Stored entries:
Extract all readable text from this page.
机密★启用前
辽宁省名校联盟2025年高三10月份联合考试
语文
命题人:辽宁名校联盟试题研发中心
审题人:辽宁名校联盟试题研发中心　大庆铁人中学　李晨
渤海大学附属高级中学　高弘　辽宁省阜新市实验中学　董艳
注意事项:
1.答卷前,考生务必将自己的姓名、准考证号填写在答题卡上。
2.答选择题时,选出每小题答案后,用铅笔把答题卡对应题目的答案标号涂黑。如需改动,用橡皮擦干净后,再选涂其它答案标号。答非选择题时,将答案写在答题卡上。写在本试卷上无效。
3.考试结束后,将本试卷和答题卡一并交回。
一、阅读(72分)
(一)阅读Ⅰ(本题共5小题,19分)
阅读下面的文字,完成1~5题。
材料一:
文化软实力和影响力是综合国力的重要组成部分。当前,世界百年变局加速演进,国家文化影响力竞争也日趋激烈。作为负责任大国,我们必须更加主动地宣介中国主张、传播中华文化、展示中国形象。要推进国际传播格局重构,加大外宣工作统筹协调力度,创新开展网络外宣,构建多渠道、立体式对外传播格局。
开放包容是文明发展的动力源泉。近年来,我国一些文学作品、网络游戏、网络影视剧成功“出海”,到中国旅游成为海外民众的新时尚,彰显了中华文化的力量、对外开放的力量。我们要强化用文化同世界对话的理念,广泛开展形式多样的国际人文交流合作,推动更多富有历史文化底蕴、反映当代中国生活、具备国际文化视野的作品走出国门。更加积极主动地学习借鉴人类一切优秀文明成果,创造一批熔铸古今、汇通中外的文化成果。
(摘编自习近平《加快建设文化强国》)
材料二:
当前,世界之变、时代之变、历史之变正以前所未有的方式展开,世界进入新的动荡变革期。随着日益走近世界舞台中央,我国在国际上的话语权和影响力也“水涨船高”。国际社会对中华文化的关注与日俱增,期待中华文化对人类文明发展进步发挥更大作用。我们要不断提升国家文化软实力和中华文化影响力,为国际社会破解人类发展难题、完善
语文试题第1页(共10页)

Directions
Transcribe all of the lines in the records precisely.

Written solution
Extract all readable text from this page.
机密★启用前
辽宁省名校联盟2025年高三10月份联合考试
语文
命题人:辽宁名校联盟试题研发中心
审题人:辽宁名校联盟试题研发中心　大庆铁人中学　李晨
渤海大学附属高级中学　高弘　辽宁省阜新市实验中学　董艳
注意事项:
1.答卷前,考生务必将自己的姓名、准考证号填写在答题卡上。
2.答选择题时,选出每小题答案后,用铅笔把答题卡对应题目的答案标号涂黑。如需改动,用橡皮擦干净后,再选涂其它答案标号。答非选择题时,将答案写在答题卡上。写在本试卷上无效。
3.考试结束后,将本试卷和答题卡一并交回。
一、阅读(72分)
(一)阅读Ⅰ(本题共5小题,19分)
阅读下面的文字,完成1~5题。
材料一:
文化软实力和影响力是综合国力的重要组成部分。当前,世界百年变局加速演进,国家文化影响力竞争也日趋激烈。作为负责任大国,我们必须更加主动地宣介中国主张、传播中华文化、展示中国形象。要推进国际传播格局重构,加大外宣工作统筹协调力度,创新开展网络外宣,构建多渠道、立体式对外传播格局。
开放包容是文明发展的动力源泉。近年来,我国一些文学作品、网络游戏、网络影视剧成功“出海”,到中国旅游成为海外民众的新时尚,彰显了中华文化的力量、对外开放的力量。我们要强化用文化同世界对话的理念,广泛开展形式多样的国际人文交流合作,推动更多富有历史文化底蕴、反映当代中国生活、具备国际文化视野的作品走出国门。更加积极主动地学习借鉴人类一切优秀文明成果,创造一批熔铸古今、汇通中外的文化成果。
(摘编自习近平《加快建设文化强国》)
材料二:
当前,世界之变、时代之变、历史之变正以前所未有的方式展开,世界进入新的动荡变革期。随着日益走近世界舞台中央,我国在国际上的话语权和影响力也“水涨船高”。国际社会对中华文化的关注与日俱增,期待中华文化对人类文明发展进步发挥更大作用。我们要不断提升国家文化软实力和中华文化影响力,为国际社会破解人类发展难题、完善
语文试题第1页(共10页)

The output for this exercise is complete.